STATED PROBLEM: Return every one of the rows below word for word, leaving the pictures out of your reply.

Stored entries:
·····
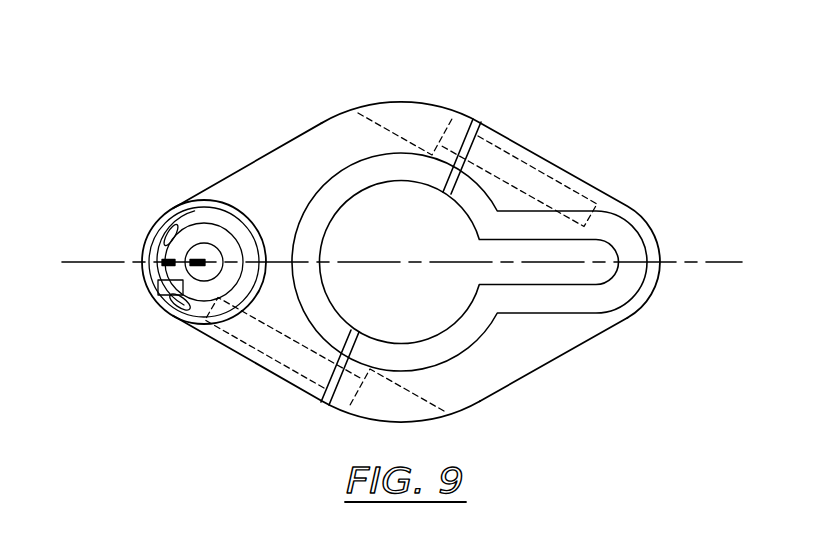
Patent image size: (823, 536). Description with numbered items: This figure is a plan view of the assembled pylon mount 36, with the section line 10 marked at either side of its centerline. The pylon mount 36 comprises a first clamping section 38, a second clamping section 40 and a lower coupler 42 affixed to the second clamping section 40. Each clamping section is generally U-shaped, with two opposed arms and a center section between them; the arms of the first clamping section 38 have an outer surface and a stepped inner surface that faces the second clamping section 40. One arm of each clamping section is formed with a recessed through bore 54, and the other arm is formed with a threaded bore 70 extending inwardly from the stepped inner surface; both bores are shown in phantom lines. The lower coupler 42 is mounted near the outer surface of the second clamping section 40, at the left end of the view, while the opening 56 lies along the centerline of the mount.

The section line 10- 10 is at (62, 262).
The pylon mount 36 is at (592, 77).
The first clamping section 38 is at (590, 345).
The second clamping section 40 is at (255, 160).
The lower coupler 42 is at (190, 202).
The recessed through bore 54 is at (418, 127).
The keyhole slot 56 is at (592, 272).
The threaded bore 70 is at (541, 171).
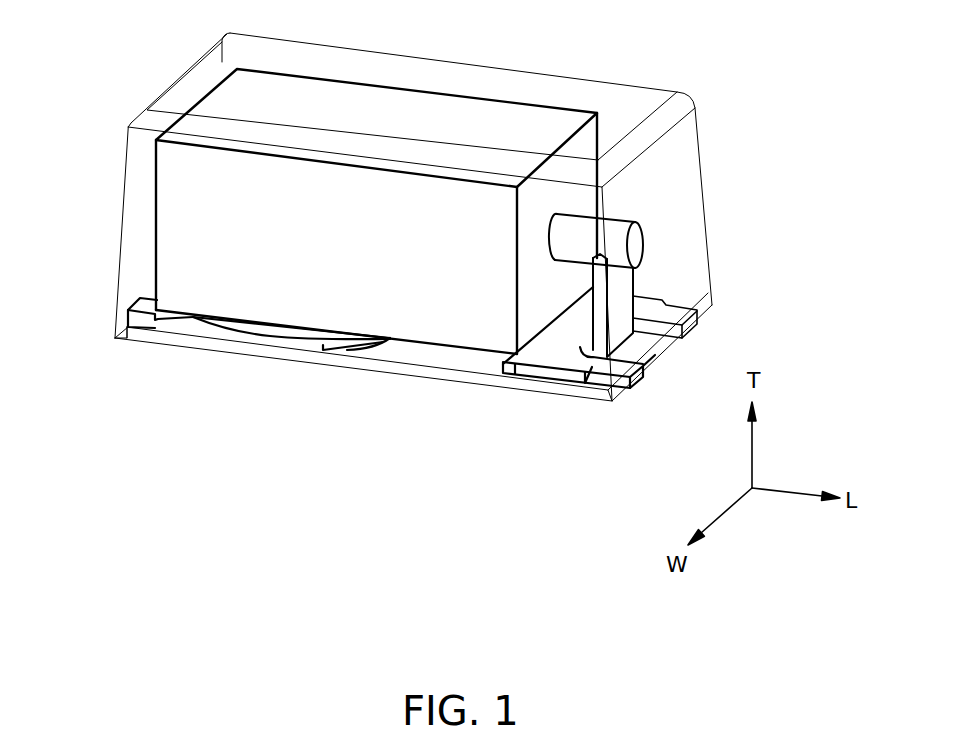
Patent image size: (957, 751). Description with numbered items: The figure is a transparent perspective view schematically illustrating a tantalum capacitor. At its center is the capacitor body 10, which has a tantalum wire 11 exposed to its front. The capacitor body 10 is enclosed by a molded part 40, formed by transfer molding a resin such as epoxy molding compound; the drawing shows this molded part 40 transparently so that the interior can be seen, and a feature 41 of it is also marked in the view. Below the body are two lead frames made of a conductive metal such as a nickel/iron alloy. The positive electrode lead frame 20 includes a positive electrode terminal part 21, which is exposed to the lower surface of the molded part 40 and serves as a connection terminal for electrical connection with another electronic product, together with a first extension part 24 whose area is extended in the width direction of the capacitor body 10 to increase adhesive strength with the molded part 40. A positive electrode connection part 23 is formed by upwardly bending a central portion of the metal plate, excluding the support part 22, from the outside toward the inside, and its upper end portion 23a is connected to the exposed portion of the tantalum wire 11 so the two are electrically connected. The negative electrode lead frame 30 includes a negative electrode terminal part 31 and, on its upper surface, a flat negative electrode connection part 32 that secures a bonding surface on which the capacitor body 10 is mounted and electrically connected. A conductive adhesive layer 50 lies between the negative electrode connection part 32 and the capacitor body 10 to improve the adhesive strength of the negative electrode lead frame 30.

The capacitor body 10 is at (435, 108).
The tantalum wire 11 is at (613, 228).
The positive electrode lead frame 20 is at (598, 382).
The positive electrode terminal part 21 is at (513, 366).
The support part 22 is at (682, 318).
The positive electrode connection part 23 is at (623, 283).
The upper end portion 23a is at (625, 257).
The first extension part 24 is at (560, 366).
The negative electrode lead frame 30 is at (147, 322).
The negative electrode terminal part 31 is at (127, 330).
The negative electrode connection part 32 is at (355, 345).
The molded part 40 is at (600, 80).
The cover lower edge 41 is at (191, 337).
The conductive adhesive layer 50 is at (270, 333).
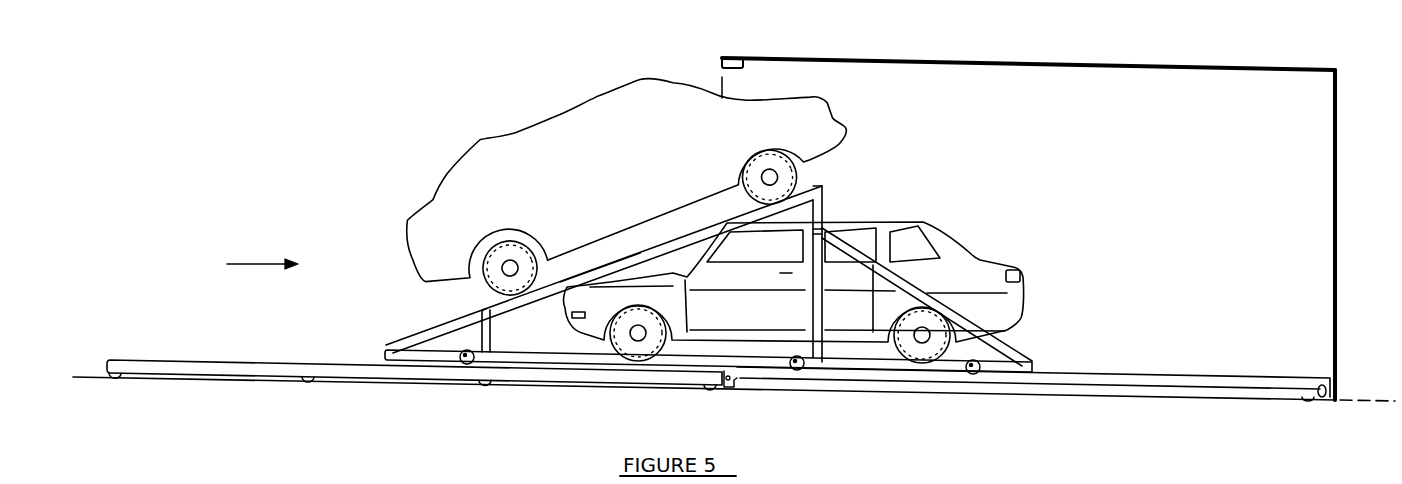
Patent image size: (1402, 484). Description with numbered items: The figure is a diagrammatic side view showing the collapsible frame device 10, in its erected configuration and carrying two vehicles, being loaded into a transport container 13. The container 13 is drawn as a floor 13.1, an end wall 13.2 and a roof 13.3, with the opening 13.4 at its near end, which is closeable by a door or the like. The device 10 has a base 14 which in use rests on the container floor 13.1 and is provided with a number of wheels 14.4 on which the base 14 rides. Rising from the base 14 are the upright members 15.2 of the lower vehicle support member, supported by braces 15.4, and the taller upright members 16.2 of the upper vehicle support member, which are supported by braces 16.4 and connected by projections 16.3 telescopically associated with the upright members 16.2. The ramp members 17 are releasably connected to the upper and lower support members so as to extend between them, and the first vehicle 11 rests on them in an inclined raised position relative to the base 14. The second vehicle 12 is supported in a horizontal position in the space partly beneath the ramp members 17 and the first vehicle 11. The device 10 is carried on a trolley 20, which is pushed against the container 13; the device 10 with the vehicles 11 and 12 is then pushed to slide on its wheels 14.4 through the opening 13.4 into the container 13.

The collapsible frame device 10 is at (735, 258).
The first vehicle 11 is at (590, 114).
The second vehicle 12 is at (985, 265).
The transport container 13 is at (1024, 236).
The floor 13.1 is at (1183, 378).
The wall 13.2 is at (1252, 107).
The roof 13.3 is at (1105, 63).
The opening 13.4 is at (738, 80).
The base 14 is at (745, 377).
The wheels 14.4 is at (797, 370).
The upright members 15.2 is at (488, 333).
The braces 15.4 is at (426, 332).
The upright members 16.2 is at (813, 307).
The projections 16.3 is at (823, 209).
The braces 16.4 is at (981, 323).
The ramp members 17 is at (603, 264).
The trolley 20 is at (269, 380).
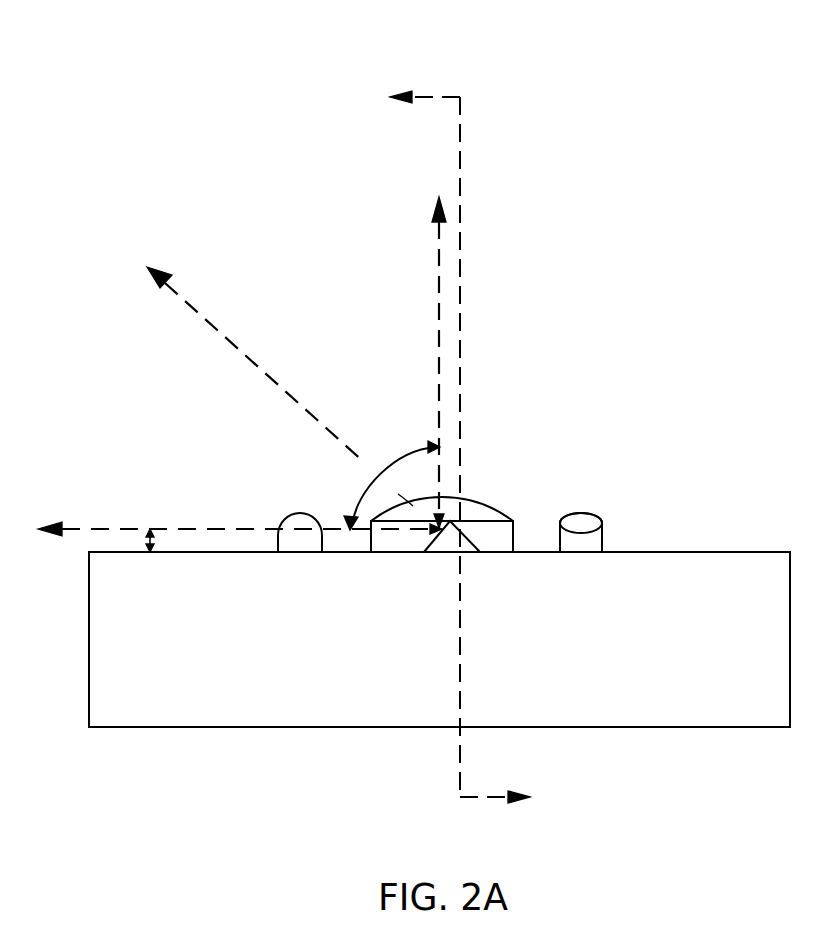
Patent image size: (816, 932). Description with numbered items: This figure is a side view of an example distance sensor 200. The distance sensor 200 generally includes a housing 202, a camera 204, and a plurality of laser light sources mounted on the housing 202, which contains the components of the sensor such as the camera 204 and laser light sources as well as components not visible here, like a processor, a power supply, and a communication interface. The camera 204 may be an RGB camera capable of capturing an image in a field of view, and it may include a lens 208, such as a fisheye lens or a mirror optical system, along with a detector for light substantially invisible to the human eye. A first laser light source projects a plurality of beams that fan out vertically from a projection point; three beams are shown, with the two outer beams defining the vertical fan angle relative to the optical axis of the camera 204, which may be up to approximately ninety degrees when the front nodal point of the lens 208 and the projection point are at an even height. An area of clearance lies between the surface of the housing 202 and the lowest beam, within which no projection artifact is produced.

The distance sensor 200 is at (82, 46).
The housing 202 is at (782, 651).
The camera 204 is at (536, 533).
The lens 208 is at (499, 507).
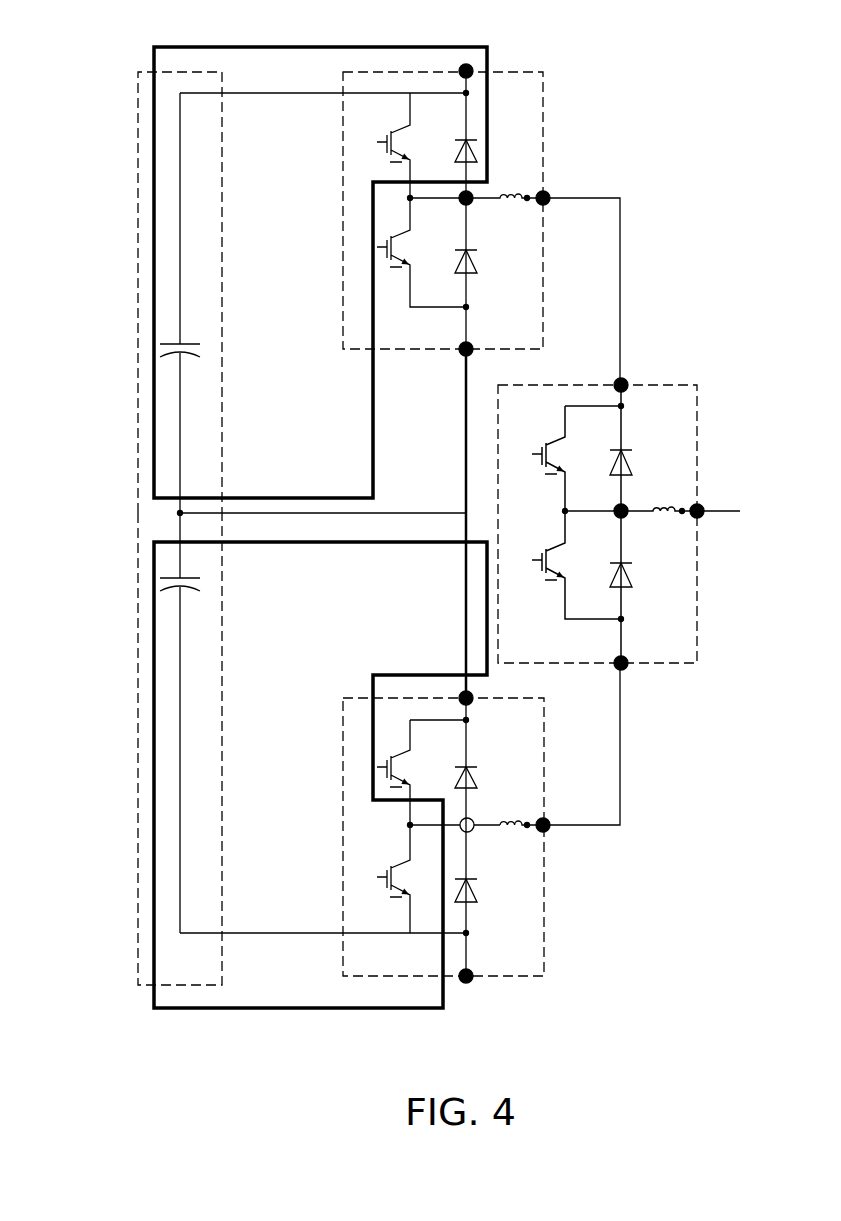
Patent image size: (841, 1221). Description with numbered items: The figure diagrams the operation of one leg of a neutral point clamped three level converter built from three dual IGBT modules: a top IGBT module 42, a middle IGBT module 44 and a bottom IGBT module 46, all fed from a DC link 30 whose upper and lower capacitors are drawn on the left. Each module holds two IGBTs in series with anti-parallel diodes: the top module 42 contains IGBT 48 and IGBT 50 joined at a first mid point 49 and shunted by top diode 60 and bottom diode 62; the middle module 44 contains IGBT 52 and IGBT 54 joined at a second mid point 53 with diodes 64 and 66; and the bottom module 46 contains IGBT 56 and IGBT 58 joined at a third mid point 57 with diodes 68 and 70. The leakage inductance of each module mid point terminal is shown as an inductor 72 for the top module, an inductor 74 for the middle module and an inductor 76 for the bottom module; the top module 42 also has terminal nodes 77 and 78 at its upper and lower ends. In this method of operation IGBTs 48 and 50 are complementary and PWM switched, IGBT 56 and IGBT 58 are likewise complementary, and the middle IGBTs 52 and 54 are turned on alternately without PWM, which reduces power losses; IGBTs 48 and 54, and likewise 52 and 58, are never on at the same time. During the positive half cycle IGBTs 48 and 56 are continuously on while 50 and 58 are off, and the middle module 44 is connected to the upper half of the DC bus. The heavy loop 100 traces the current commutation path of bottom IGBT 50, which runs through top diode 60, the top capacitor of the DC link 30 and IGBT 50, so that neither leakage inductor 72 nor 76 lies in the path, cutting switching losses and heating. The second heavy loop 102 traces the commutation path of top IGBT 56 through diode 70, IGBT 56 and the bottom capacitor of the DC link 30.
·····
FULL OUTPUT:
Patent image size: (823, 536). Description with numbered items: This figure is a plan view of the assembled pylon mount 36, with the section line 10 marked at either side of its centerline. The pylon mount 36 comprises a first clamping section 38, a second clamping section 40 and a lower coupler 42 affixed to the second clamping section 40. Each clamping section is generally U-shaped, with two opposed arms and a center section between them; the arms of the first clamping section 38 have an outer surface and a stepped inner surface that faces the second clamping section 40. One arm of each clamping section is formed with a recessed through bore 54, and the other arm is formed with a threaded bore 70 extending inwardly from the stepped inner surface; both bores are shown in phantom lines. The lower coupler 42 is mounted near the outer surface of the second clamping section 40, at the left end of the view, while the opening 56 lies along the centerline of the mount.

The section line 10- 10 is at (62, 262).
The pylon mount 36 is at (592, 77).
The first clamping section 38 is at (590, 345).
The second clamping section 40 is at (255, 160).
The lower coupler 42 is at (190, 202).
The recessed through bore 54 is at (418, 127).
The keyhole slot 56 is at (592, 272).
The threaded bore 70 is at (541, 171).
Patent image size: (957, 751). Description with numbered items: The figure is a transparent perspective view schematically illustrating a tantalum capacitor. At its center is the capacitor body 10, which has a tantalum wire 11 exposed to its front. The capacitor body 10 is enclosed by a molded part 40, formed by transfer molding a resin such as epoxy molding compound; the drawing shows this molded part 40 transparently so that the interior can be seen, and a feature 41 of it is also marked in the view. Below the body are two lead frames made of a conductive metal such as a nickel/iron alloy. The positive electrode lead frame 20 includes a positive electrode terminal part 21, which is exposed to the lower surface of the molded part 40 and serves as a connection terminal for electrical connection with another electronic product, together with a first extension part 24 whose area is extended in the width direction of the capacitor body 10 to increase adhesive strength with the molded part 40. A positive electrode connection part 23 is formed by upwardly bending a central portion of the metal plate, excluding the support part 22, from the outside toward the inside, and its upper end portion 23a is connected to the exposed portion of the tantalum wire 11 so the two are electrically connected. The negative electrode lead frame 30 includes a negative electrode terminal part 31 and, on its upper surface, a flat negative electrode connection part 32 that secures a bonding surface on which the capacitor body 10 is mounted and electrically connected. A conductive adhesive layer 50 lies between the negative electrode connection part 32 and the capacitor body 10 to improve the adhesive strength of the negative electrode lead frame 30.

The capacitor body 10 is at (435, 108).
The tantalum wire 11 is at (613, 228).
The positive electrode lead frame 20 is at (598, 382).
The positive electrode terminal part 21 is at (513, 366).
The support part 22 is at (682, 318).
The positive electrode connection part 23 is at (623, 283).
The upper end portion 23a is at (625, 257).
The first extension part 24 is at (560, 366).
The negative electrode lead frame 30 is at (147, 322).
The negative electrode terminal part 31 is at (127, 330).
The negative electrode connection part 32 is at (355, 345).
The molded part 40 is at (600, 80).
The cover lower edge 41 is at (191, 337).
The conductive adhesive layer 50 is at (270, 333).
Patent image size: (1402, 484). Description with numbered items: The figure is a diagrammatic side view showing the collapsible frame device 10, in its erected configuration and carrying two vehicles, being loaded into a transport container 13. The container 13 is drawn as a floor 13.1, an end wall 13.2 and a roof 13.3, with the opening 13.4 at its near end, which is closeable by a door or the like. The device 10 has a base 14 which in use rests on the container floor 13.1 and is provided with a number of wheels 14.4 on which the base 14 rides. Rising from the base 14 are the upright members 15.2 of the lower vehicle support member, supported by braces 15.4, and the taller upright members 16.2 of the upper vehicle support member, which are supported by braces 16.4 and connected by projections 16.3 telescopically associated with the upright members 16.2. The ramp members 17 are releasably connected to the upper and lower support members so as to extend between them, and the first vehicle 11 rests on them in an inclined raised position relative to the base 14. The second vehicle 12 is supported in a horizontal position in the space partly beneath the ramp members 17 and the first vehicle 11. The device 10 is carried on a trolley 20, which is pushed against the container 13; the device 10 with the vehicles 11 and 12 is then pushed to slide on its wheels 14.4 through the opening 13.4 into the container 13.

The collapsible frame device 10 is at (735, 258).
The first vehicle 11 is at (590, 114).
The second vehicle 12 is at (985, 265).
The transport container 13 is at (1024, 236).
The floor 13.1 is at (1183, 378).
The wall 13.2 is at (1252, 107).
The roof 13.3 is at (1105, 63).
The opening 13.4 is at (738, 80).
The base 14 is at (745, 377).
The wheels 14.4 is at (797, 370).
The upright members 15.2 is at (488, 333).
The braces 15.4 is at (426, 332).
The upright members 16.2 is at (813, 307).
The projections 16.3 is at (823, 209).
The braces 16.4 is at (981, 323).
The ramp members 17 is at (603, 264).
The trolley 20 is at (269, 380).
Patent image size: (816, 932). Description with numbered items: This figure is a side view of an example distance sensor 200. The distance sensor 200 generally includes a housing 202, a camera 204, and a plurality of laser light sources mounted on the housing 202, which contains the components of the sensor such as the camera 204 and laser light sources as well as components not visible here, like a processor, a power supply, and a communication interface. The camera 204 may be an RGB camera capable of capturing an image in a field of view, and it may include a lens 208, such as a fisheye lens or a mirror optical system, along with a detector for light substantially invisible to the human eye. A first laser light source projects a plurality of beams that fan out vertically from a projection point; three beams are shown, with the two outer beams defining the vertical fan angle relative to the optical axis of the camera 204, which may be up to approximately ninety degrees when the front nodal point of the lens 208 and the projection point are at an even height. An area of clearance lies between the surface of the housing 202 and the lowest beam, within which no projection artifact is produced.

The distance sensor 200 is at (82, 46).
The housing 202 is at (782, 651).
The camera 204 is at (536, 533).
The lens 208 is at (499, 507).
Patent image size: (841, 1221). Description with numbered items: The figure diagrams the operation of one leg of a neutral point clamped three level converter built from three dual IGBT modules: a top IGBT module 42, a middle IGBT module 44 and a bottom IGBT module 46, all fed from a DC link 30 whose upper and lower capacitors are drawn on the left. Each module holds two IGBTs in series with anti-parallel diodes: the top module 42 contains IGBT 48 and IGBT 50 joined at a first mid point 49 and shunted by top diode 60 and bottom diode 62; the middle module 44 contains IGBT 52 and IGBT 54 joined at a second mid point 53 with diodes 64 and 66; and the bottom module 46 contains IGBT 56 and IGBT 58 joined at a third mid point 57 with diodes 68 and 70. The leakage inductance of each module mid point terminal is shown as an inductor 72 for the top module, an inductor 74 for the middle module and an inductor 76 for the bottom module; the top module 42 also has terminal nodes 77 and 78 at its upper and lower ends. In this method of operation IGBTs 48 and 50 are complementary and PWM switched, IGBT 56 and IGBT 58 are likewise complementary, and the middle IGBTs 52 and 54 are turned on alternately without PWM, which reduces power losses; IGBTs 48 and 54, and likewise 52 and 58, are never on at the same time. During the positive half cycle IGBTs 48 and 56 are continuously on while 50 and 58 are off, and the middle module 44 is connected to the upper half of the DC bus. The heavy loop 100 traces the current commutation path of bottom IGBT 50, which runs through top diode 60, the top capacitor of the DC link 30 and IGBT 50, so that neither leakage inductor 72 nor 76 lies in the path, cutting switching losses and heating. The second heavy loop 102 traces the commutation path of top IGBT 56 through diode 70, IGBT 56 and the bottom capacitor of the DC link 30.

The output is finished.